WHAT YOU SHOULD DO: Look through the material below for "title". Copy every line that contains it.

RECORDS FOR THE EXERCISE:
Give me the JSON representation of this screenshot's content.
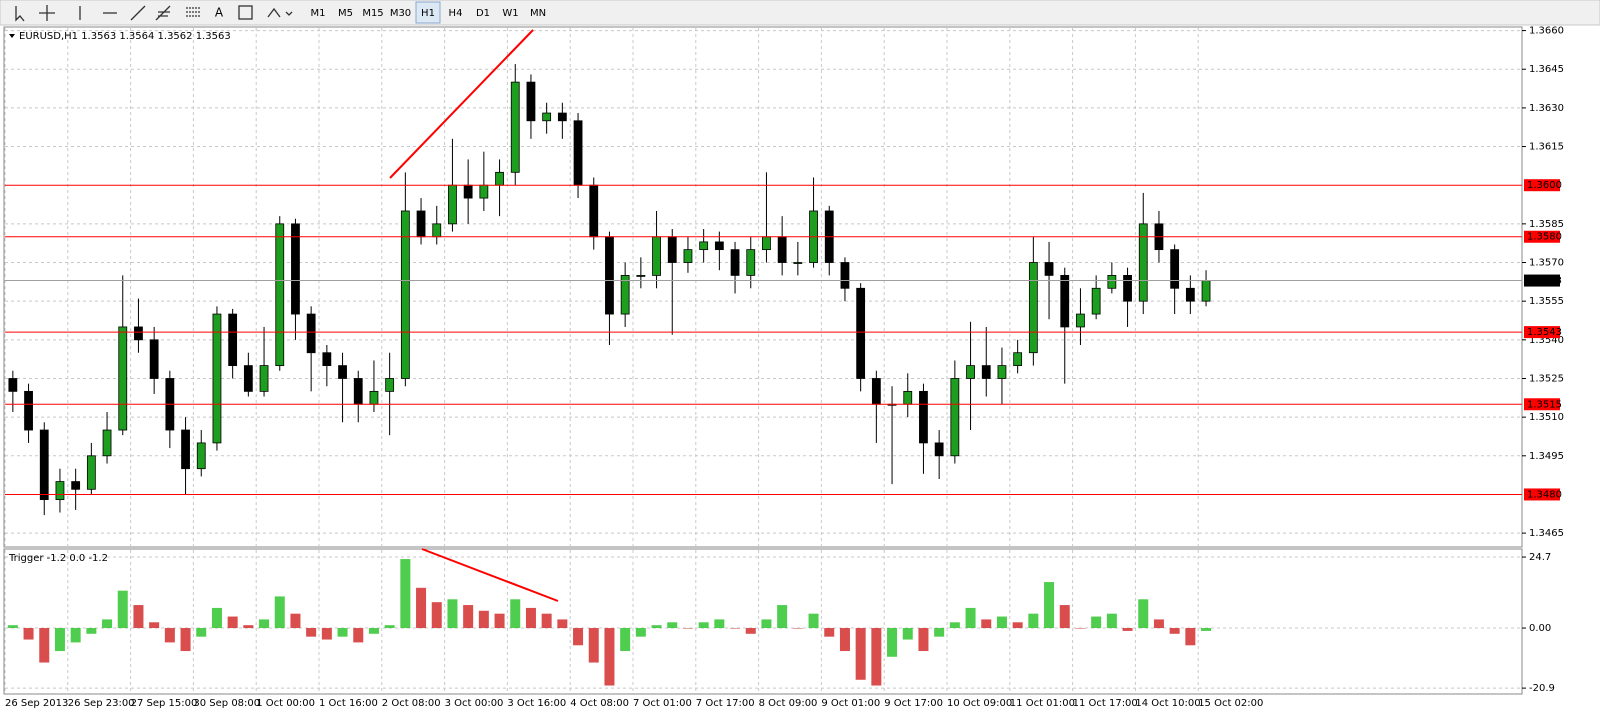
{
  "toolbar": {
    "text_tool": "A",
    "timeframes": [
      "M1",
      "M5",
      "M15",
      "M30",
      "H1",
      "H4",
      "D1",
      "W1",
      "MN"
    ]
  },
  "chart_data": [
    {
      "type": "candlestick",
      "title": "EURUSD,H1  1.3563 1.3564 1.3562 1.3563",
      "categories": [
        "26 Sep 2013",
        null,
        null,
        null,
        "26 Sep 23:00",
        null,
        null,
        null,
        "27 Sep 15:00",
        null,
        null,
        null,
        "30 Sep 08:00",
        null,
        null,
        null,
        "1 Oct 00:00",
        null,
        null,
        null,
        "1 Oct 16:00",
        null,
        null,
        null,
        "2 Oct 08:00",
        null,
        null,
        null,
        "3 Oct 00:00",
        null,
        null,
        null,
        "3 Oct 16:00",
        null,
        null,
        null,
        "4 Oct 08:00",
        null,
        null,
        null,
        "7 Oct 01:00",
        null,
        null,
        null,
        "7 Oct 17:00",
        null,
        null,
        null,
        "8 Oct 09:00",
        null,
        null,
        null,
        "9 Oct 01:00",
        null,
        null,
        null,
        "9 Oct 17:00",
        null,
        null,
        null,
        "10 Oct 09:00",
        null,
        null,
        null,
        "11 Oct 01:00",
        null,
        null,
        null,
        "11 Oct 17:00",
        null,
        null,
        null,
        "14 Oct 10:00",
        null,
        null,
        null,
        "15 Oct 02:00"
      ],
      "open": [
        1.3525,
        1.352,
        1.3505,
        1.3478,
        1.3485,
        1.3482,
        1.3495,
        1.3505,
        1.3545,
        1.354,
        1.3525,
        1.3505,
        1.349,
        1.35,
        1.355,
        1.353,
        1.352,
        1.353,
        1.3585,
        1.355,
        1.3535,
        1.353,
        1.3525,
        1.3515,
        1.352,
        1.3525,
        1.359,
        1.358,
        1.3585,
        1.36,
        1.3595,
        1.36,
        1.3605,
        1.364,
        1.3625,
        1.3628,
        1.3625,
        1.36,
        1.358,
        1.355,
        1.3565,
        1.3565,
        1.358,
        1.357,
        1.3575,
        1.3578,
        1.3575,
        1.3565,
        1.3575,
        1.358,
        1.357,
        1.357,
        1.359,
        1.357,
        1.356,
        1.3525,
        1.3515,
        1.3515,
        1.352,
        1.35,
        1.3495,
        1.3525,
        1.353,
        1.3525,
        1.353,
        1.3535,
        1.357,
        1.3565,
        1.3545,
        1.355,
        1.356,
        1.3565,
        1.3555,
        1.3585,
        1.3575,
        1.356,
        1.3555
      ],
      "high": [
        1.3528,
        1.3523,
        1.3508,
        1.349,
        1.349,
        1.35,
        1.3512,
        1.3565,
        1.3556,
        1.3545,
        1.3528,
        1.351,
        1.3505,
        1.3553,
        1.3552,
        1.3535,
        1.3545,
        1.3588,
        1.3587,
        1.3553,
        1.3538,
        1.3535,
        1.3528,
        1.3532,
        1.3535,
        1.3605,
        1.3595,
        1.3592,
        1.3618,
        1.361,
        1.3613,
        1.361,
        1.3647,
        1.3643,
        1.3632,
        1.3632,
        1.3628,
        1.3603,
        1.3582,
        1.357,
        1.3572,
        1.359,
        1.3583,
        1.358,
        1.3583,
        1.3582,
        1.3578,
        1.358,
        1.3605,
        1.3588,
        1.3578,
        1.3603,
        1.3592,
        1.3572,
        1.3562,
        1.3528,
        1.3522,
        1.3527,
        1.3523,
        1.3505,
        1.3532,
        1.3547,
        1.3545,
        1.3537,
        1.354,
        1.358,
        1.3578,
        1.3568,
        1.356,
        1.3565,
        1.357,
        1.3568,
        1.3597,
        1.359,
        1.3577,
        1.3565,
        1.3567
      ],
      "low": [
        1.3512,
        1.35,
        1.3472,
        1.3473,
        1.3474,
        1.348,
        1.3492,
        1.3503,
        1.3535,
        1.3519,
        1.3498,
        1.348,
        1.3487,
        1.3497,
        1.3525,
        1.3518,
        1.3518,
        1.3528,
        1.354,
        1.352,
        1.3522,
        1.3508,
        1.3508,
        1.3512,
        1.3503,
        1.3522,
        1.3577,
        1.3577,
        1.3582,
        1.3585,
        1.359,
        1.3588,
        1.36,
        1.3618,
        1.362,
        1.3618,
        1.3595,
        1.3575,
        1.3538,
        1.3545,
        1.356,
        1.356,
        1.3542,
        1.3566,
        1.357,
        1.3567,
        1.3558,
        1.356,
        1.357,
        1.3565,
        1.3565,
        1.3568,
        1.3565,
        1.3555,
        1.352,
        1.35,
        1.3484,
        1.351,
        1.3488,
        1.3486,
        1.3492,
        1.3505,
        1.3518,
        1.3515,
        1.3527,
        1.353,
        1.3548,
        1.3523,
        1.3538,
        1.3548,
        1.3558,
        1.3545,
        1.355,
        1.357,
        1.355,
        1.355,
        1.3553
      ],
      "close": [
        1.352,
        1.3505,
        1.3478,
        1.3485,
        1.3482,
        1.3495,
        1.3505,
        1.3545,
        1.354,
        1.3525,
        1.3505,
        1.349,
        1.35,
        1.355,
        1.353,
        1.352,
        1.353,
        1.3585,
        1.355,
        1.3535,
        1.353,
        1.3525,
        1.3515,
        1.352,
        1.3525,
        1.359,
        1.358,
        1.3585,
        1.36,
        1.3595,
        1.36,
        1.3605,
        1.364,
        1.3625,
        1.3628,
        1.3625,
        1.36,
        1.358,
        1.355,
        1.3565,
        1.3565,
        1.358,
        1.357,
        1.3575,
        1.3578,
        1.3575,
        1.3565,
        1.3575,
        1.358,
        1.357,
        1.357,
        1.359,
        1.357,
        1.356,
        1.3525,
        1.3515,
        1.3515,
        1.352,
        1.35,
        1.3495,
        1.3525,
        1.353,
        1.3525,
        1.353,
        1.3535,
        1.357,
        1.3565,
        1.3545,
        1.355,
        1.356,
        1.3565,
        1.3555,
        1.3585,
        1.3575,
        1.356,
        1.3555,
        1.3563
      ],
      "bull_color": "#1e9e1e",
      "bear_color": "#000000",
      "ylim": [
        1.346,
        1.3661
      ],
      "yticks": [
        {
          "value": 1.366,
          "label": "1.3660"
        },
        {
          "value": 1.3645,
          "label": "1.3645"
        },
        {
          "value": 1.363,
          "label": "1.3630"
        },
        {
          "value": 1.3615,
          "label": "1.3615"
        },
        {
          "value": 1.3585,
          "label": "1.3585"
        },
        {
          "value": 1.357,
          "label": "1.3570"
        },
        {
          "value": 1.3555,
          "label": "1.3555"
        },
        {
          "value": 1.354,
          "label": "1.3540"
        },
        {
          "value": 1.3525,
          "label": "1.3525"
        },
        {
          "value": 1.351,
          "label": "1.3510"
        },
        {
          "value": 1.3495,
          "label": "1.3495"
        },
        {
          "value": 1.3465,
          "label": "1.3465"
        }
      ],
      "grid": true,
      "levels": [
        {
          "value": 1.36,
          "label": "1.3600"
        },
        {
          "value": 1.358,
          "label": "1.3580"
        },
        {
          "value": 1.3543,
          "label": "1.3543"
        },
        {
          "value": 1.3515,
          "label": "1.3515"
        },
        {
          "value": 1.348,
          "label": "1.3480"
        }
      ],
      "level_color": "#ff0000",
      "current": {
        "value": 1.3563,
        "label": "1.3563"
      }
    },
    {
      "type": "histogram",
      "title": "Trigger -1.2 0.0 -1.2",
      "values": [
        1,
        -4,
        -12,
        -8,
        -5,
        -2,
        3,
        13,
        8,
        2,
        -5,
        -8,
        -3,
        7,
        4,
        1,
        3,
        11,
        5,
        -3,
        -4,
        -3,
        -5,
        -2,
        1,
        24,
        14,
        9,
        10,
        8,
        6,
        5,
        10,
        7,
        5,
        3,
        -6,
        -12,
        -20,
        -8,
        -3,
        1,
        2,
        0,
        2,
        3,
        0,
        -2,
        3,
        8,
        0,
        5,
        -3,
        -8,
        -18,
        -20,
        -10,
        -4,
        -8,
        -3,
        2,
        7,
        3,
        4,
        2,
        5,
        16,
        8,
        0,
        4,
        5,
        -1,
        10,
        3,
        -2,
        -6,
        -1
      ],
      "up_color": "#22c022",
      "down_color": "#d02020",
      "ylim": [
        -22.6,
        27.5
      ],
      "yticks": [
        24.7,
        {
          "value": 0,
          "label": "0.00"
        },
        -20.9
      ]
    }
  ]
}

FULL OUTPUT:
      "title": "EURUSD,H1  1.3563 1.3564 1.3562 1.3563",
      "title": "Trigger -1.2 0.0 -1.2",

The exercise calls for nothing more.